§ The task
Repeat every line below exactly as it reads.

§ Record extracts
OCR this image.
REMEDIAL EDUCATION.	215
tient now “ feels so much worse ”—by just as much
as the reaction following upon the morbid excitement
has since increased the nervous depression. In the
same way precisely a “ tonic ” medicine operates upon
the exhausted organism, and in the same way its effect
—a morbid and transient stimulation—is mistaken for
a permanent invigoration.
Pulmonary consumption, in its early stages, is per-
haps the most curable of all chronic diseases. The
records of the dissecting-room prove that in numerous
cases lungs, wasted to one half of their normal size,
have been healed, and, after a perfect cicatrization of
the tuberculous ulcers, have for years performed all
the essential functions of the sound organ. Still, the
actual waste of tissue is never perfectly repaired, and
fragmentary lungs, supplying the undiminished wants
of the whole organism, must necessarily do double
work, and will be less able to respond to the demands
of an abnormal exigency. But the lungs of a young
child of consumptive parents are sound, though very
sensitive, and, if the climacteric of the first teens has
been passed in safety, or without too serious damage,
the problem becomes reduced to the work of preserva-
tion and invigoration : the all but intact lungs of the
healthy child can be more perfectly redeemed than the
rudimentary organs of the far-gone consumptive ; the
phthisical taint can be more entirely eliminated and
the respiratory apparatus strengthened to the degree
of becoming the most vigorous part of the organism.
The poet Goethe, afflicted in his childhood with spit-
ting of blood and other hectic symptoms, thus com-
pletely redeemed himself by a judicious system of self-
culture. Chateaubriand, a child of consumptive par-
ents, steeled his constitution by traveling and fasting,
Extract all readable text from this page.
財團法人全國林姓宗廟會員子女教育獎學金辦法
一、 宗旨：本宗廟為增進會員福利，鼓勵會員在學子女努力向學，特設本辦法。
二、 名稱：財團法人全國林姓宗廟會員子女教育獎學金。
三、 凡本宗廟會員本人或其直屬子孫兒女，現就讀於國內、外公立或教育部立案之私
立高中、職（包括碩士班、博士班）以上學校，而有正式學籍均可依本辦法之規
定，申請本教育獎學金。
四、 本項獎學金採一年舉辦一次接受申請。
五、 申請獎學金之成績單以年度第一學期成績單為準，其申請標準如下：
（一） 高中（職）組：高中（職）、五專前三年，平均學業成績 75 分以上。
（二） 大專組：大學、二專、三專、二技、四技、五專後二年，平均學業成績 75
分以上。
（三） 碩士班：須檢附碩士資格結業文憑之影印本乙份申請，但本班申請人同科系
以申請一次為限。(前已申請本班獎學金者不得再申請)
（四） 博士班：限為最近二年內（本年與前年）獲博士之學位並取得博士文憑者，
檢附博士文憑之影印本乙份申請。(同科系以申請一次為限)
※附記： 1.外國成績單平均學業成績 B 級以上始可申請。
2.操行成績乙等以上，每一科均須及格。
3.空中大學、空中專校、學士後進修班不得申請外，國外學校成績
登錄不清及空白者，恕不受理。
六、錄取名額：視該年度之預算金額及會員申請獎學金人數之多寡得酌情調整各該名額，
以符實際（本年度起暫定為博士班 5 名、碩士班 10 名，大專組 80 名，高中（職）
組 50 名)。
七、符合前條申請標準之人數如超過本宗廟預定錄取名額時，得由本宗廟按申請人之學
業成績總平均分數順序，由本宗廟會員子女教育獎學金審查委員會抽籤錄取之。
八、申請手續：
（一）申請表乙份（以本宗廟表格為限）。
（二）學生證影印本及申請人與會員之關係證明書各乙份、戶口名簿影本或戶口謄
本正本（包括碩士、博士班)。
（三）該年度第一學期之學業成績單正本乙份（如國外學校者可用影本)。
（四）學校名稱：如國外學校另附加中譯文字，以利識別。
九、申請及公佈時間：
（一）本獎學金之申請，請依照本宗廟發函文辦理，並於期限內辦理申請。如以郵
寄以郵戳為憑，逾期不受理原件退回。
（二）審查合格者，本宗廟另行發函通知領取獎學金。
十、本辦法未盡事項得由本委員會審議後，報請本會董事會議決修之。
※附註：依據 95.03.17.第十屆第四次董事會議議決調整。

§ Result of the exercise
OCR this image.
REMEDIAL EDUCATION.	215
tient now “ feels so much worse ”—by just as much
as the reaction following upon the morbid excitement
has since increased the nervous depression. In the
same way precisely a “ tonic ” medicine operates upon
the exhausted organism, and in the same way its effect
—a morbid and transient stimulation—is mistaken for
a permanent invigoration.
Pulmonary consumption, in its early stages, is per-
haps the most curable of all chronic diseases. The
records of the dissecting-room prove that in numerous
cases lungs, wasted to one half of their normal size,
have been healed, and, after a perfect cicatrization of
the tuberculous ulcers, have for years performed all
the essential functions of the sound organ. Still, the
actual waste of tissue is never perfectly repaired, and
fragmentary lungs, supplying the undiminished wants
of the whole organism, must necessarily do double
work, and will be less able to respond to the demands
of an abnormal exigency. But the lungs of a young
child of consumptive parents are sound, though very
sensitive, and, if the climacteric of the first teens has
been passed in safety, or without too serious damage,
the problem becomes reduced to the work of preserva-
tion and invigoration : the all but intact lungs of the
healthy child can be more perfectly redeemed than the
rudimentary organs of the far-gone consumptive ; the
phthisical taint can be more entirely eliminated and
the respiratory apparatus strengthened to the degree
of becoming the most vigorous part of the organism.
The poet Goethe, afflicted in his childhood with spit-
ting of blood and other hectic symptoms, thus com-
pletely redeemed himself by a judicious system of self-
culture. Chateaubriand, a child of consumptive par-
ents, steeled his constitution by traveling and fasting,
Extract all readable text from this page.
財團法人全國林姓宗廟會員子女教育獎學金辦法
一、 宗旨：本宗廟為增進會員福利，鼓勵會員在學子女努力向學，特設本辦法。
二、 名稱：財團法人全國林姓宗廟會員子女教育獎學金。
三、 凡本宗廟會員本人或其直屬子孫兒女，現就讀於國內、外公立或教育部立案之私
立高中、職（包括碩士班、博士班）以上學校，而有正式學籍均可依本辦法之規
定，申請本教育獎學金。
四、 本項獎學金採一年舉辦一次接受申請。
五、 申請獎學金之成績單以年度第一學期成績單為準，其申請標準如下：
（一） 高中（職）組：高中（職）、五專前三年，平均學業成績 75 分以上。
（二） 大專組：大學、二專、三專、二技、四技、五專後二年，平均學業成績 75
分以上。
（三） 碩士班：須檢附碩士資格結業文憑之影印本乙份申請，但本班申請人同科系
以申請一次為限。(前已申請本班獎學金者不得再申請)
（四） 博士班：限為最近二年內（本年與前年）獲博士之學位並取得博士文憑者，
檢附博士文憑之影印本乙份申請。(同科系以申請一次為限)
※附記： 1.外國成績單平均學業成績 B 級以上始可申請。
2.操行成績乙等以上，每一科均須及格。
3.空中大學、空中專校、學士後進修班不得申請外，國外學校成績
登錄不清及空白者，恕不受理。
六、錄取名額：視該年度之預算金額及會員申請獎學金人數之多寡得酌情調整各該名額，
以符實際（本年度起暫定為博士班 5 名、碩士班 10 名，大專組 80 名，高中（職）
組 50 名)。
七、符合前條申請標準之人數如超過本宗廟預定錄取名額時，得由本宗廟按申請人之學
業成績總平均分數順序，由本宗廟會員子女教育獎學金審查委員會抽籤錄取之。
八、申請手續：
（一）申請表乙份（以本宗廟表格為限）。
（二）學生證影印本及申請人與會員之關係證明書各乙份、戶口名簿影本或戶口謄
本正本（包括碩士、博士班)。
（三）該年度第一學期之學業成績單正本乙份（如國外學校者可用影本)。
（四）學校名稱：如國外學校另附加中譯文字，以利識別。
九、申請及公佈時間：
（一）本獎學金之申請，請依照本宗廟發函文辦理，並於期限內辦理申請。如以郵
寄以郵戳為憑，逾期不受理原件退回。
（二）審查合格者，本宗廟另行發函通知領取獎學金。
十、本辦法未盡事項得由本委員會審議後，報請本會董事會議決修之。
※附註：依據 95.03.17.第十屆第四次董事會議議決調整。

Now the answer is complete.